For this exercise, copy out each line of the material below that includes "page".

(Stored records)
[Start]

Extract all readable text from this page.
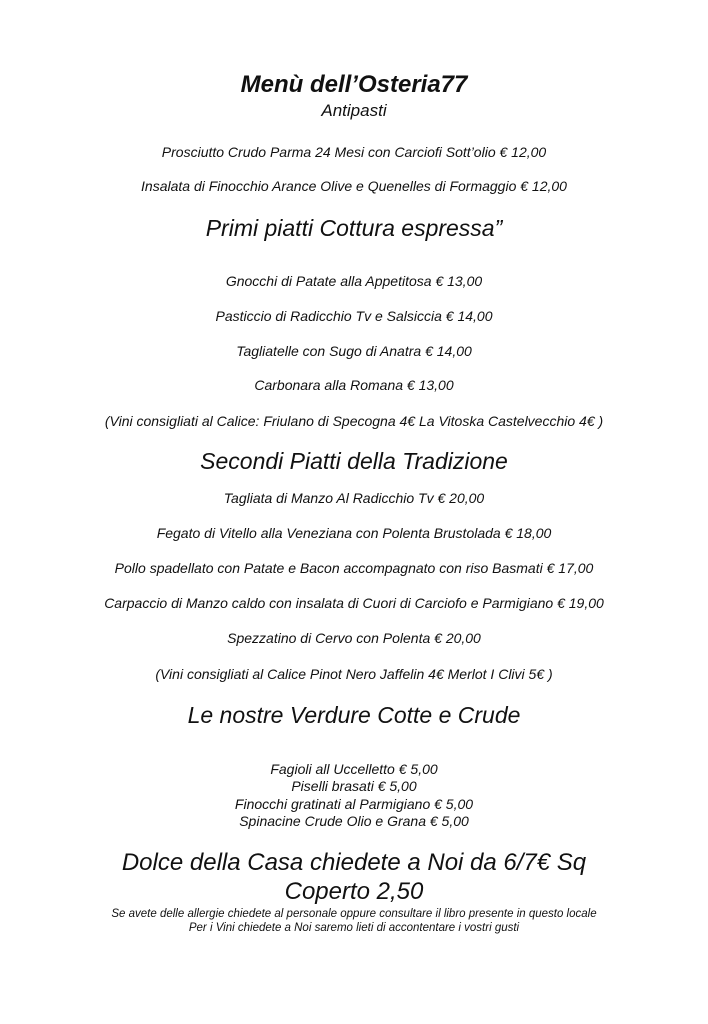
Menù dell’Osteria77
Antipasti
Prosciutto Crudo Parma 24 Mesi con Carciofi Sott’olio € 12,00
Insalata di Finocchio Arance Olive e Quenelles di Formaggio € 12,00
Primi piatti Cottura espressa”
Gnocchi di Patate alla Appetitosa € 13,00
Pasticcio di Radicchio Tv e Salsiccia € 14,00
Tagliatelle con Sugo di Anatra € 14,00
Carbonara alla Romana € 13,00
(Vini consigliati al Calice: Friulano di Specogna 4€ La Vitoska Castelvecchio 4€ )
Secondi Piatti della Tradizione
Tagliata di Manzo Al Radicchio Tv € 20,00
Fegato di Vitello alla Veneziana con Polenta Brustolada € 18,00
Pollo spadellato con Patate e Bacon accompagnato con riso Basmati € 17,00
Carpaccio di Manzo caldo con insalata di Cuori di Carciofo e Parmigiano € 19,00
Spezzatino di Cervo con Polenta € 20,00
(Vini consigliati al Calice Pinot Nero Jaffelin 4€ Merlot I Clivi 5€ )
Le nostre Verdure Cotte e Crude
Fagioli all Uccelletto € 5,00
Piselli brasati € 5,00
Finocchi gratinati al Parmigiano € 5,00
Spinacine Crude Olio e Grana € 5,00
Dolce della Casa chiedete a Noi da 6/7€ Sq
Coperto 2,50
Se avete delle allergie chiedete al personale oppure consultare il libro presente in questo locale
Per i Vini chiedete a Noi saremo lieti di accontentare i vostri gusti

[End]
[Start]

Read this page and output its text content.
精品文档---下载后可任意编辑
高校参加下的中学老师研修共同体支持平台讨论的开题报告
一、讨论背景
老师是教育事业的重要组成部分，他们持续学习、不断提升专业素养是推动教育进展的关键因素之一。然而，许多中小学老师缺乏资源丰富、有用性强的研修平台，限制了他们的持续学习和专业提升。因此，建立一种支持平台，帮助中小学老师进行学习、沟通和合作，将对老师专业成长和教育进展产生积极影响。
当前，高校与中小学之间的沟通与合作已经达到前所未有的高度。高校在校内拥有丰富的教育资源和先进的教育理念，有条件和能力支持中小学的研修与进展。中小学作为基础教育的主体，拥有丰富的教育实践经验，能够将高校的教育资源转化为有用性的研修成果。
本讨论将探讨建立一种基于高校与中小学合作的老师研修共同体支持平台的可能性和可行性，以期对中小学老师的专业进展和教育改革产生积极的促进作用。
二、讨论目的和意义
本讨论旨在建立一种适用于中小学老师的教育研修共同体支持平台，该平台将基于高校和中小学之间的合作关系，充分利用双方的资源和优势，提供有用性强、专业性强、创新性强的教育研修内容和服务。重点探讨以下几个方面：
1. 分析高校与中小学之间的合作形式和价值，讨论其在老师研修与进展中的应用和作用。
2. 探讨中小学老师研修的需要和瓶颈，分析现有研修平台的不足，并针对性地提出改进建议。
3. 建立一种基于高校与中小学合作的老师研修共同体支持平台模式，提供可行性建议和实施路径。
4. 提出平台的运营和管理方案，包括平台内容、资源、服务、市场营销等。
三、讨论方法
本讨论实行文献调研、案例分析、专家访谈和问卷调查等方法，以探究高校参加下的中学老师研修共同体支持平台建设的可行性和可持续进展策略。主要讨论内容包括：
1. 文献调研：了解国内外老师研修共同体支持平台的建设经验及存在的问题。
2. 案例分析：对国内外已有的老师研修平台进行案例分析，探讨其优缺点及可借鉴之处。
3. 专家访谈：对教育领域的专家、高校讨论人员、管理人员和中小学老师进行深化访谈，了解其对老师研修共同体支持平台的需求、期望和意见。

[End]

• **Task solution**:
Extract all readable text from this page.
Read this page and output its text content.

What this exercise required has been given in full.